• YOUR OBJECTIVE
Count every line where "cavidades" occurs. Give the total alone.

** Begin **

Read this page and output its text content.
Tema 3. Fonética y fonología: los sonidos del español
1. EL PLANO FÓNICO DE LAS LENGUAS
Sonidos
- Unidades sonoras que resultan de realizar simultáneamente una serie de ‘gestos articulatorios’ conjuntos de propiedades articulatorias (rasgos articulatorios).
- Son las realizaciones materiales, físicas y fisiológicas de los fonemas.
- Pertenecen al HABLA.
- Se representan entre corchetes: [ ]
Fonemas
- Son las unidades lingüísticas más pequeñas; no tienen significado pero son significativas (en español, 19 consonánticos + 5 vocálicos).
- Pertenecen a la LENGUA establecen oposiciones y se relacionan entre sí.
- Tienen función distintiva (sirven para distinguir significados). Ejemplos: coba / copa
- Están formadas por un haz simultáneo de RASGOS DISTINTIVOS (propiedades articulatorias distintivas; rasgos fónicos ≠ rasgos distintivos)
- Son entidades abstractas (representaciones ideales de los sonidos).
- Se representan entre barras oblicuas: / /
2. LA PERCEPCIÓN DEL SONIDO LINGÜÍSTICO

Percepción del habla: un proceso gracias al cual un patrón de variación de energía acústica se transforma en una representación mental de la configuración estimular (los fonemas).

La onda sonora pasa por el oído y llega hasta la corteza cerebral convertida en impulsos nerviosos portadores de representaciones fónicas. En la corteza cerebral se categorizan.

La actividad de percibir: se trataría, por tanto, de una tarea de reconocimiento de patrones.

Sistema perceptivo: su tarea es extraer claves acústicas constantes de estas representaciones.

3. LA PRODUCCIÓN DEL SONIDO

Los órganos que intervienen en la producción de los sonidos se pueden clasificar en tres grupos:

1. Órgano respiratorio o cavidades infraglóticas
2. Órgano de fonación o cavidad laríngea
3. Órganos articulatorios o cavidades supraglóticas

** End **

• SOLUTION
2